To do:
Images are not part of the copy; write out the rest of the data exactly as given.

---------- Given data

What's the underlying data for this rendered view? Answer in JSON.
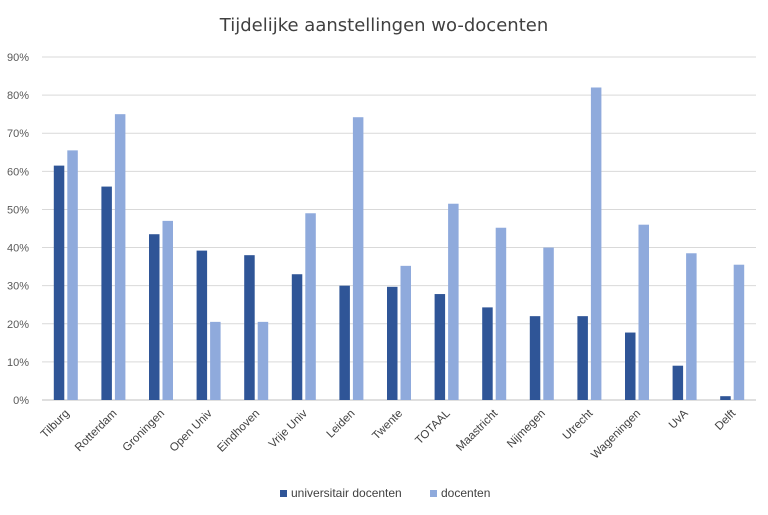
{
  "chart_data": {
    "type": "bar",
    "title": "Tijdelijke aanstellingen wo-docenten",
    "xlabel": "",
    "ylabel": "",
    "ylim": [
      0,
      90
    ],
    "yticks": [
      "0%",
      "10%",
      "20%",
      "30%",
      "40%",
      "50%",
      "60%",
      "70%",
      "80%",
      "90%"
    ],
    "grid": true,
    "legend_position": "bottom",
    "categories": [
      "Tilburg",
      "Rotterdam",
      "Groningen",
      "Open Univ",
      "Eindhoven",
      "Vrije Univ",
      "Leiden",
      "Twente",
      "TOTAAL",
      "Maastricht",
      "Nijmegen",
      "Utrecht",
      "Wageningen",
      "UvA",
      "Delft"
    ],
    "series": [
      {
        "name": "universitair docenten",
        "color": "#2f5597",
        "values": [
          61.5,
          56,
          43.5,
          39.2,
          38,
          33,
          30,
          29.7,
          27.8,
          24.3,
          22,
          22,
          17.7,
          9,
          1
        ]
      },
      {
        "name": "docenten",
        "color": "#8faadc",
        "values": [
          65.5,
          75,
          47,
          20.5,
          20.5,
          49,
          74.2,
          35.2,
          51.5,
          45.2,
          40,
          82,
          46,
          38.5,
          35.5
        ]
      }
    ]
  }
}
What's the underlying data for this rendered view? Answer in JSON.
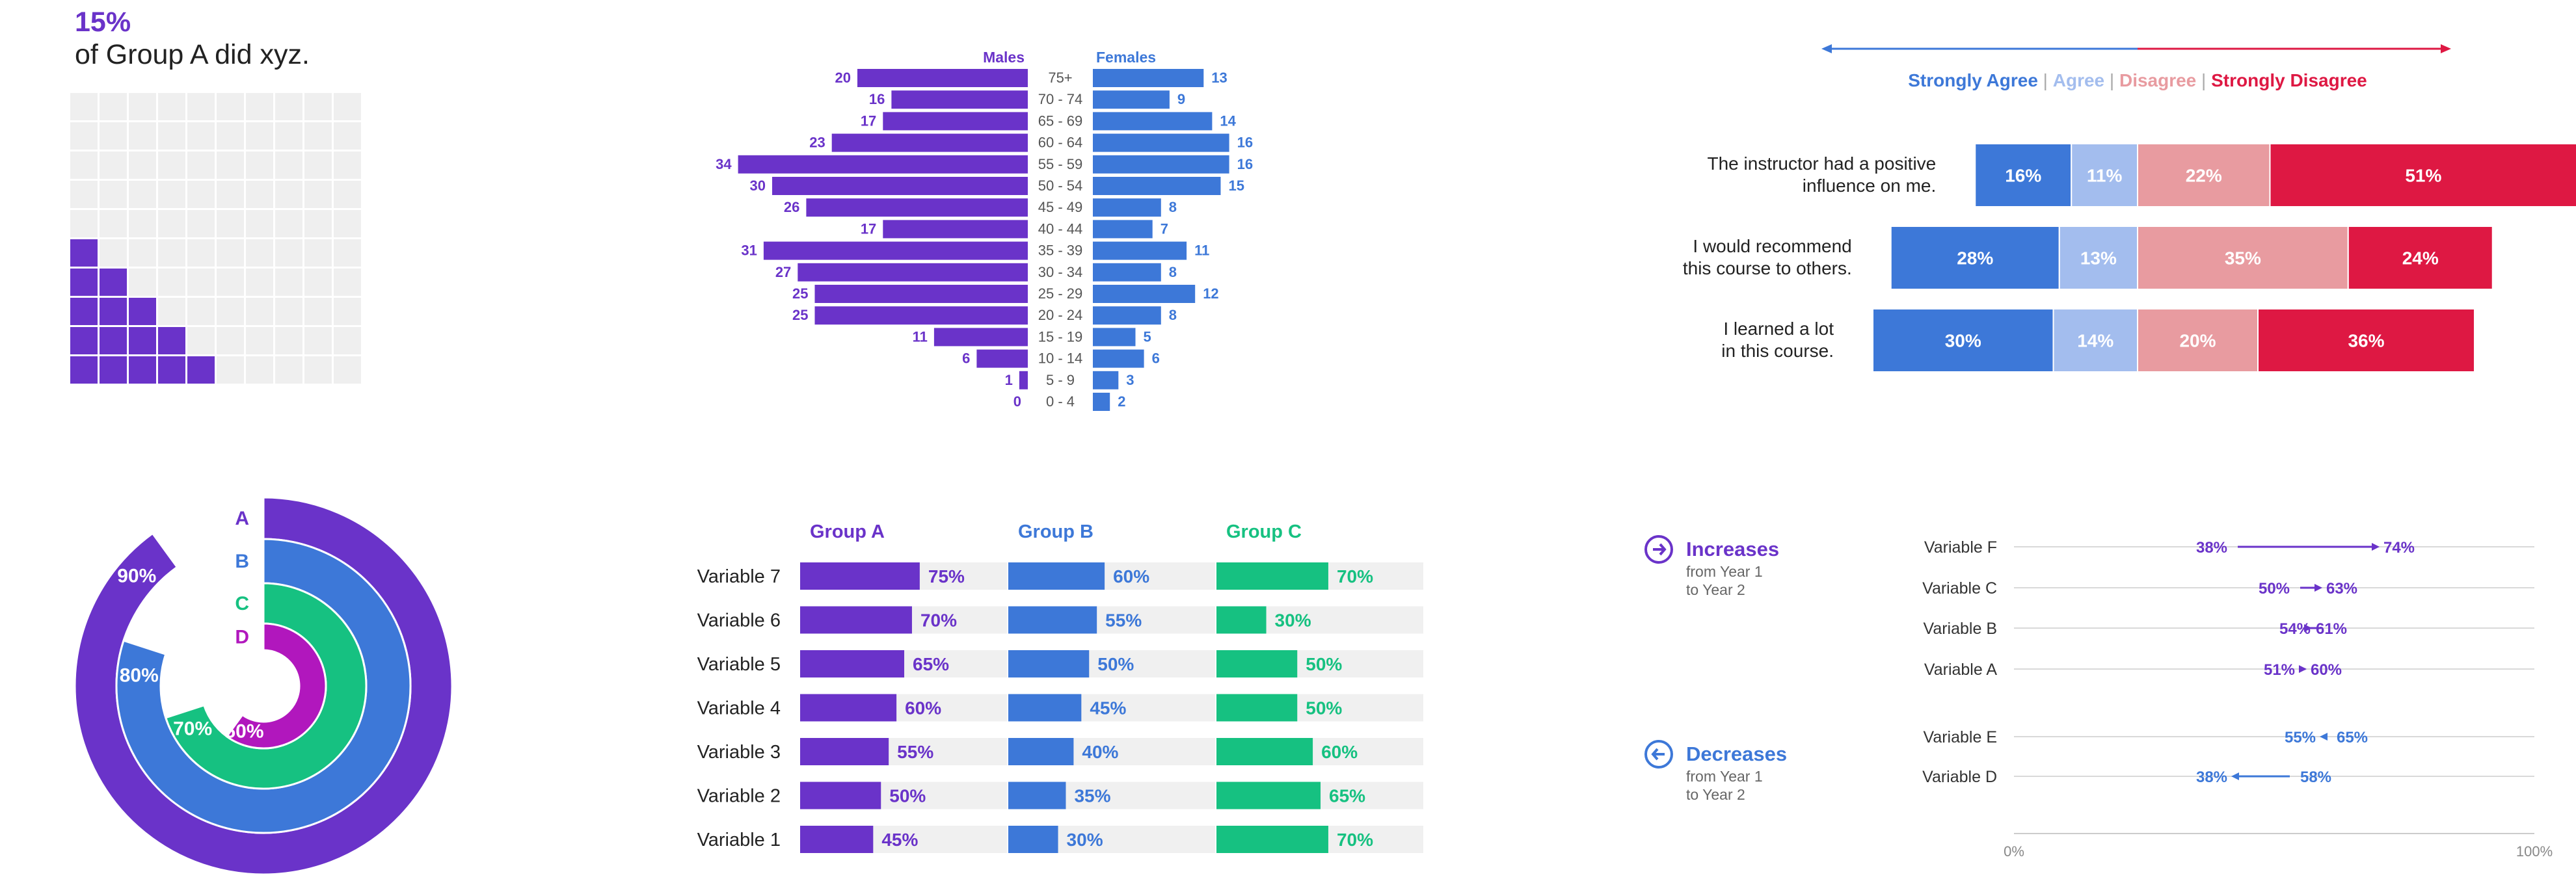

--------------------

Answer to the task:
What's the underlying data for this rendered view? Answer in JSON.
{
  "chart_data": {
    "type": "bar",
    "title": "Tijdelijke aanstellingen wo-docenten",
    "xlabel": "",
    "ylabel": "",
    "ylim": [
      0,
      90
    ],
    "yticks": [
      "0%",
      "10%",
      "20%",
      "30%",
      "40%",
      "50%",
      "60%",
      "70%",
      "80%",
      "90%"
    ],
    "grid": true,
    "legend_position": "bottom",
    "categories": [
      "Tilburg",
      "Rotterdam",
      "Groningen",
      "Open Univ",
      "Eindhoven",
      "Vrije Univ",
      "Leiden",
      "Twente",
      "TOTAAL",
      "Maastricht",
      "Nijmegen",
      "Utrecht",
      "Wageningen",
      "UvA",
      "Delft"
    ],
    "series": [
      {
        "name": "universitair docenten",
        "color": "#2f5597",
        "values": [
          61.5,
          56,
          43.5,
          39.2,
          38,
          33,
          30,
          29.7,
          27.8,
          24.3,
          22,
          22,
          17.7,
          9,
          1
        ]
      },
      {
        "name": "docenten",
        "color": "#8faadc",
        "values": [
          65.5,
          75,
          47,
          20.5,
          20.5,
          49,
          74.2,
          35.2,
          51.5,
          45.2,
          40,
          82,
          46,
          38.5,
          35.5
        ]
      }
    ]
  }
}
What's the underlying data for this rendered view? Answer in JSON.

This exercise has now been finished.